>> Begin Dataset content
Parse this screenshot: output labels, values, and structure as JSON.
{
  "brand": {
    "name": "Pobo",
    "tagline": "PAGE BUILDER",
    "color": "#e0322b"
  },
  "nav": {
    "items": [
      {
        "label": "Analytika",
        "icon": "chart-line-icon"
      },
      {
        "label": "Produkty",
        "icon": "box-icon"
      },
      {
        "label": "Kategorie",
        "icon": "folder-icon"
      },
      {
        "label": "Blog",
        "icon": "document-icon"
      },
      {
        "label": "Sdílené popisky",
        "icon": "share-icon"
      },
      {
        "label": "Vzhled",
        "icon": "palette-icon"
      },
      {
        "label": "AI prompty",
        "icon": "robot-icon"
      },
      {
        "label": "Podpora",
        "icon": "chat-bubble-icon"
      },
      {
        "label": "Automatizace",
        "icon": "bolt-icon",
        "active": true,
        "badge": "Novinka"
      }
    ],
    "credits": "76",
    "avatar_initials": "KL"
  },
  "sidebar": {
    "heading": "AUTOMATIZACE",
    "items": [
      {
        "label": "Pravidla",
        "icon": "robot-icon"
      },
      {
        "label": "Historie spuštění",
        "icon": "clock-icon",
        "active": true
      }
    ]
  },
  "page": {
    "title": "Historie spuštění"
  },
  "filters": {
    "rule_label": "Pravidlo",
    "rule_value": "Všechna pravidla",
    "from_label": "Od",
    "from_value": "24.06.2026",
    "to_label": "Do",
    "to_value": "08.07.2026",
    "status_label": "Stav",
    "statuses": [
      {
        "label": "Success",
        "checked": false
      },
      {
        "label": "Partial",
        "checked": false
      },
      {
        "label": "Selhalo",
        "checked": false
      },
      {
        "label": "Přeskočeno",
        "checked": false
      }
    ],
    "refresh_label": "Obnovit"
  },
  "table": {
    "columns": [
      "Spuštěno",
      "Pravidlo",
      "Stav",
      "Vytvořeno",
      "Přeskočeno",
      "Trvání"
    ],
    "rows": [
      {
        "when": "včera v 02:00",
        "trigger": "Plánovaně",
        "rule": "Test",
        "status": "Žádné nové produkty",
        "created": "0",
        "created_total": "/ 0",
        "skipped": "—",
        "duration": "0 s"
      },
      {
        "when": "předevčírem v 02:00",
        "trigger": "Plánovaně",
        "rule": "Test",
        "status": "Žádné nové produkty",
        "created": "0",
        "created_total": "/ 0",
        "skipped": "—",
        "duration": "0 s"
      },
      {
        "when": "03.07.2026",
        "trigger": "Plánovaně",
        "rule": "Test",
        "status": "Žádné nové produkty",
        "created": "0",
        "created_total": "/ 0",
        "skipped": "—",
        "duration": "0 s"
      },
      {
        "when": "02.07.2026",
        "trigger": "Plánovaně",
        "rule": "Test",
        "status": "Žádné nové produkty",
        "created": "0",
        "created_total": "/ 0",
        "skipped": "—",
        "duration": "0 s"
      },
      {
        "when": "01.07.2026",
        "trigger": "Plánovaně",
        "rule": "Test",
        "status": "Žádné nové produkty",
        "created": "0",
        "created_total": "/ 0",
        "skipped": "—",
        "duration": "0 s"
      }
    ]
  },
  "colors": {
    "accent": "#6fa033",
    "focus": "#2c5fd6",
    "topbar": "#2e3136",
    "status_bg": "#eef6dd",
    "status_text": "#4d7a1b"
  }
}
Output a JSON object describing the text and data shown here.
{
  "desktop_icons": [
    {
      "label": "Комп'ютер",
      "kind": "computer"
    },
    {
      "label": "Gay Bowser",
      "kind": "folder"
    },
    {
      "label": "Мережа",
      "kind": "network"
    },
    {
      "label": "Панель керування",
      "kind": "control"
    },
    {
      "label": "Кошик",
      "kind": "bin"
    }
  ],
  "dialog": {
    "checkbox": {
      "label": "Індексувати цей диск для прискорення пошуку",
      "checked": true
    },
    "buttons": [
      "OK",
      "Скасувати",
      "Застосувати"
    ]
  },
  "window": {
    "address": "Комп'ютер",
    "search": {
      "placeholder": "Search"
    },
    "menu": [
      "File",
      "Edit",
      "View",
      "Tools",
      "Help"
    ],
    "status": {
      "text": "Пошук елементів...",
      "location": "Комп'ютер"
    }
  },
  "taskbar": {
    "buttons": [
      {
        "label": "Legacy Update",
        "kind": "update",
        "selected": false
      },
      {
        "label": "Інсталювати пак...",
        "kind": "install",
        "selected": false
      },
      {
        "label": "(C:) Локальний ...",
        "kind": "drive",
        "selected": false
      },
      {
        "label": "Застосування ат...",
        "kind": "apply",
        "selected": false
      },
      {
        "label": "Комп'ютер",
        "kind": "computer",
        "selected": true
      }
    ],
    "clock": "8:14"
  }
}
>> End Dataset content
*To be done*. Filter the entries down to the lines containing "JSON". Copy each of those lines.

*Response to the task*.
Parse this screenshot: output labels, values, and structure as JSON.
Output a JSON object describing the text and data shown here.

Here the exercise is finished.